TASK PROMPT → Present the following entries again, word for word and in full.

───── PROVIDED DATA ─────

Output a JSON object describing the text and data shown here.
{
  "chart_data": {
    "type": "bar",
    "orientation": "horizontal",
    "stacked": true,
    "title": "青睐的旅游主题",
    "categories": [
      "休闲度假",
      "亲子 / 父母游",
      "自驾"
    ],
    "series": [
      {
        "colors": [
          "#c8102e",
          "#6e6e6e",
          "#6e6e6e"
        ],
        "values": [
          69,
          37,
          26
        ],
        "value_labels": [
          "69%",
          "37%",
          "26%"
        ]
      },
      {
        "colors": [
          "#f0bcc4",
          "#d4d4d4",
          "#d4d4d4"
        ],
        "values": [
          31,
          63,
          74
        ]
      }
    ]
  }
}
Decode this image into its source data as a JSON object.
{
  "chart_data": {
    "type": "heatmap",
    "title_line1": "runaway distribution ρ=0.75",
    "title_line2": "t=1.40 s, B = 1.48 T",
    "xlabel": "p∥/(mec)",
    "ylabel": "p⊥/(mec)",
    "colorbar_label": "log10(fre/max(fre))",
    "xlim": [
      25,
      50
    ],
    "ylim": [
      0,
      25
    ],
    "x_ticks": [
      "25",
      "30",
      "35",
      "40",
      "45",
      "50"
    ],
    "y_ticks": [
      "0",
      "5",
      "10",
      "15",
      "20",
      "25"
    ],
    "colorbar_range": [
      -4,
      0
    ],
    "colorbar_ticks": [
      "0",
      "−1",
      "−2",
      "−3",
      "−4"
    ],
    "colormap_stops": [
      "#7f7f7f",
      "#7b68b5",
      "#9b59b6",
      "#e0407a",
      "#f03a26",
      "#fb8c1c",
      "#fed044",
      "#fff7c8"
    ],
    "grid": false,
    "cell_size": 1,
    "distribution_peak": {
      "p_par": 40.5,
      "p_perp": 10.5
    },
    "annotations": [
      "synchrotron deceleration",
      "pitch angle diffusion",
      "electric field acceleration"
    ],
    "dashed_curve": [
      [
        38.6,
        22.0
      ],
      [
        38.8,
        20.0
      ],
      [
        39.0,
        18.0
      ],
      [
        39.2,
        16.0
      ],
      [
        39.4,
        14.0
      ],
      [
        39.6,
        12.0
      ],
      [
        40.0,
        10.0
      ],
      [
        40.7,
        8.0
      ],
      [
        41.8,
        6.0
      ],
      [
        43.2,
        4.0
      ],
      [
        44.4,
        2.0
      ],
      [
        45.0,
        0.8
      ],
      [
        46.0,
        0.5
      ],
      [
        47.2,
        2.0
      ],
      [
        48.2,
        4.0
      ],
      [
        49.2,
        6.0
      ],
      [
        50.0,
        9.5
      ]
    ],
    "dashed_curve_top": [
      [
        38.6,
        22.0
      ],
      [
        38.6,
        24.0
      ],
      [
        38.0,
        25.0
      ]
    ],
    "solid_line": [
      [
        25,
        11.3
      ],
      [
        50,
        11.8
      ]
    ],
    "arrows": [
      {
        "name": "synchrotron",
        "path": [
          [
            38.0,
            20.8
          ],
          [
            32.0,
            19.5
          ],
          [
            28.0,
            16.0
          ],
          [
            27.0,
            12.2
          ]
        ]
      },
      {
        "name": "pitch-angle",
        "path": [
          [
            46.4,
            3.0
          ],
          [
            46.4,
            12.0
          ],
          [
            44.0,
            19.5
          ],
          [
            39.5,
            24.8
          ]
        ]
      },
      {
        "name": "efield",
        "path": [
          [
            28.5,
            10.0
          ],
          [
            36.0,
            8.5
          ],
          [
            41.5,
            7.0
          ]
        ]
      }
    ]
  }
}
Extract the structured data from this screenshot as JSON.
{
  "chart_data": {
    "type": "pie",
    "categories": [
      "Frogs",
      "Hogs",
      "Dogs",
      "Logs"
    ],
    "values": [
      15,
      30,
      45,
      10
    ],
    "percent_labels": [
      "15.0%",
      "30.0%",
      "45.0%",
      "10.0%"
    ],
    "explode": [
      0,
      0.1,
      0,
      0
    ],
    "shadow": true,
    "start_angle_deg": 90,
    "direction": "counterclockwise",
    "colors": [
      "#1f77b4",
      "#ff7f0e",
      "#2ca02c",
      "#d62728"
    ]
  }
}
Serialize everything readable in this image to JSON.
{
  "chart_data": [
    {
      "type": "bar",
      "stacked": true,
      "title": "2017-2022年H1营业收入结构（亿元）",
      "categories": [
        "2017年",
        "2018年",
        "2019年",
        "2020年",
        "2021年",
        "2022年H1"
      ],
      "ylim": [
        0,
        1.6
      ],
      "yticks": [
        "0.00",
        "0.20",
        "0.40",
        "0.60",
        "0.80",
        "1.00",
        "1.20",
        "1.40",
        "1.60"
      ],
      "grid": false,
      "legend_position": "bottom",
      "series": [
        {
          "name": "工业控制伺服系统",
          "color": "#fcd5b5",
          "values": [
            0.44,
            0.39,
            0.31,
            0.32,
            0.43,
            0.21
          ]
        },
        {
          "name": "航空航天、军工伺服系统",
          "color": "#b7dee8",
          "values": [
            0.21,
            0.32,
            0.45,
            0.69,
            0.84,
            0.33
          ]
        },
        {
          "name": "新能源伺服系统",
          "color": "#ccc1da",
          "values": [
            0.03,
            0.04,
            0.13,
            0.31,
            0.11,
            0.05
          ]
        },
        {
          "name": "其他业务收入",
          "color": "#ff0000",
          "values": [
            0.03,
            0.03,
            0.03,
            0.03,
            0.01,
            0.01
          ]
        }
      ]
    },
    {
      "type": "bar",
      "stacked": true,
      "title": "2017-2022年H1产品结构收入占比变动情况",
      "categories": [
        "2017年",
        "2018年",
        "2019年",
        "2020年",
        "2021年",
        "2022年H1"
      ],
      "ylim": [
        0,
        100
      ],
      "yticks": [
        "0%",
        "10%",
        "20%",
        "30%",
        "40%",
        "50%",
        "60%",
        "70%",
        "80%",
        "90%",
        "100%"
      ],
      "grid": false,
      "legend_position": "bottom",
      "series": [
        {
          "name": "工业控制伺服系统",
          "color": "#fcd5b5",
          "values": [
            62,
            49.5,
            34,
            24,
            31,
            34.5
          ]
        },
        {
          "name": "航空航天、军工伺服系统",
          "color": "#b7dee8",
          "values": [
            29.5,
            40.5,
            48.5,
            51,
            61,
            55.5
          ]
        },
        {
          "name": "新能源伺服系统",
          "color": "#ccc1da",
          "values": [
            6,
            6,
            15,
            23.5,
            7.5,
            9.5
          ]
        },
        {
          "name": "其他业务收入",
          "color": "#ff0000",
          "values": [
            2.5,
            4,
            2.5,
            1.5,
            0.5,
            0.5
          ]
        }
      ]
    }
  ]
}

─────

EXERCISE RESULT →
Output a JSON object describing the text and data shown here.
{
  "chart_data": {
    "type": "bar",
    "orientation": "horizontal",
    "stacked": true,
    "title": "青睐的旅游主题",
    "categories": [
      "休闲度假",
      "亲子 / 父母游",
      "自驾"
    ],
    "series": [
      {
        "colors": [
          "#c8102e",
          "#6e6e6e",
          "#6e6e6e"
        ],
        "values": [
          69,
          37,
          26
        ],
        "value_labels": [
          "69%",
          "37%",
          "26%"
        ]
      },
      {
        "colors": [
          "#f0bcc4",
          "#d4d4d4",
          "#d4d4d4"
        ],
        "values": [
          31,
          63,
          74
        ]
      }
    ]
  }
}
Decode this image into its source data as a JSON object.
{
  "chart_data": {
    "type": "heatmap",
    "title_line1": "runaway distribution ρ=0.75",
    "title_line2": "t=1.40 s, B = 1.48 T",
    "xlabel": "p∥/(mec)",
    "ylabel": "p⊥/(mec)",
    "colorbar_label": "log10(fre/max(fre))",
    "xlim": [
      25,
      50
    ],
    "ylim": [
      0,
      25
    ],
    "x_ticks": [
      "25",
      "30",
      "35",
      "40",
      "45",
      "50"
    ],
    "y_ticks": [
      "0",
      "5",
      "10",
      "15",
      "20",
      "25"
    ],
    "colorbar_range": [
      -4,
      0
    ],
    "colorbar_ticks": [
      "0",
      "−1",
      "−2",
      "−3",
      "−4"
    ],
    "colormap_stops": [
      "#7f7f7f",
      "#7b68b5",
      "#9b59b6",
      "#e0407a",
      "#f03a26",
      "#fb8c1c",
      "#fed044",
      "#fff7c8"
    ],
    "grid": false,
    "cell_size": 1,
    "distribution_peak": {
      "p_par": 40.5,
      "p_perp": 10.5
    },
    "annotations": [
      "synchrotron deceleration",
      "pitch angle diffusion",
      "electric field acceleration"
    ],
    "dashed_curve": [
      [
        38.6,
        22.0
      ],
      [
        38.8,
        20.0
      ],
      [
        39.0,
        18.0
      ],
      [
        39.2,
        16.0
      ],
      [
        39.4,
        14.0
      ],
      [
        39.6,
        12.0
      ],
      [
        40.0,
        10.0
      ],
      [
        40.7,
        8.0
      ],
      [
        41.8,
        6.0
      ],
      [
        43.2,
        4.0
      ],
      [
        44.4,
        2.0
      ],
      [
        45.0,
        0.8
      ],
      [
        46.0,
        0.5
      ],
      [
        47.2,
        2.0
      ],
      [
        48.2,
        4.0
      ],
      [
        49.2,
        6.0
      ],
      [
        50.0,
        9.5
      ]
    ],
    "dashed_curve_top": [
      [
        38.6,
        22.0
      ],
      [
        38.6,
        24.0
      ],
      [
        38.0,
        25.0
      ]
    ],
    "solid_line": [
      [
        25,
        11.3
      ],
      [
        50,
        11.8
      ]
    ],
    "arrows": [
      {
        "name": "synchrotron",
        "path": [
          [
            38.0,
            20.8
          ],
          [
            32.0,
            19.5
          ],
          [
            28.0,
            16.0
          ],
          [
            27.0,
            12.2
          ]
        ]
      },
      {
        "name": "pitch-angle",
        "path": [
          [
            46.4,
            3.0
          ],
          [
            46.4,
            12.0
          ],
          [
            44.0,
            19.5
          ],
          [
            39.5,
            24.8
          ]
        ]
      },
      {
        "name": "efield",
        "path": [
          [
            28.5,
            10.0
          ],
          [
            36.0,
            8.5
          ],
          [
            41.5,
            7.0
          ]
        ]
      }
    ]
  }
}
Extract the structured data from this screenshot as JSON.
{
  "chart_data": {
    "type": "pie",
    "categories": [
      "Frogs",
      "Hogs",
      "Dogs",
      "Logs"
    ],
    "values": [
      15,
      30,
      45,
      10
    ],
    "percent_labels": [
      "15.0%",
      "30.0%",
      "45.0%",
      "10.0%"
    ],
    "explode": [
      0,
      0.1,
      0,
      0
    ],
    "shadow": true,
    "start_angle_deg": 90,
    "direction": "counterclockwise",
    "colors": [
      "#1f77b4",
      "#ff7f0e",
      "#2ca02c",
      "#d62728"
    ]
  }
}
Serialize everything readable in this image to JSON.
{
  "chart_data": [
    {
      "type": "bar",
      "stacked": true,
      "title": "2017-2022年H1营业收入结构（亿元）",
      "categories": [
        "2017年",
        "2018年",
        "2019年",
        "2020年",
        "2021年",
        "2022年H1"
      ],
      "ylim": [
        0,
        1.6
      ],
      "yticks": [
        "0.00",
        "0.20",
        "0.40",
        "0.60",
        "0.80",
        "1.00",
        "1.20",
        "1.40",
        "1.60"
      ],
      "grid": false,
      "legend_position": "bottom",
      "series": [
        {
          "name": "工业控制伺服系统",
          "color": "#fcd5b5",
          "values": [
            0.44,
            0.39,
            0.31,
            0.32,
            0.43,
            0.21
          ]
        },
        {
          "name": "航空航天、军工伺服系统",
          "color": "#b7dee8",
          "values": [
            0.21,
            0.32,
            0.45,
            0.69,
            0.84,
            0.33
          ]
        },
        {
          "name": "新能源伺服系统",
          "color": "#ccc1da",
          "values": [
            0.03,
            0.04,
            0.13,
            0.31,
            0.11,
            0.05
          ]
        },
        {
          "name": "其他业务收入",
          "color": "#ff0000",
          "values": [
            0.03,
            0.03,
            0.03,
            0.03,
            0.01,
            0.01
          ]
        }
      ]
    },
    {
      "type": "bar",
      "stacked": true,
      "title": "2017-2022年H1产品结构收入占比变动情况",
      "categories": [
        "2017年",
        "2018年",
        "2019年",
        "2020年",
        "2021年",
        "2022年H1"
      ],
      "ylim": [
        0,
        100
      ],
      "yticks": [
        "0%",
        "10%",
        "20%",
        "30%",
        "40%",
        "50%",
        "60%",
        "70%",
        "80%",
        "90%",
        "100%"
      ],
      "grid": false,
      "legend_position": "bottom",
      "series": [
        {
          "name": "工业控制伺服系统",
          "color": "#fcd5b5",
          "values": [
            62,
            49.5,
            34,
            24,
            31,
            34.5
          ]
        },
        {
          "name": "航空航天、军工伺服系统",
          "color": "#b7dee8",
          "values": [
            29.5,
            40.5,
            48.5,
            51,
            61,
            55.5
          ]
        },
        {
          "name": "新能源伺服系统",
          "color": "#ccc1da",
          "values": [
            6,
            6,
            15,
            23.5,
            7.5,
            9.5
          ]
        },
        {
          "name": "其他业务收入",
          "color": "#ff0000",
          "values": [
            2.5,
            4,
            2.5,
            1.5,
            0.5,
            0.5
          ]
        }
      ]
    }
  ]
}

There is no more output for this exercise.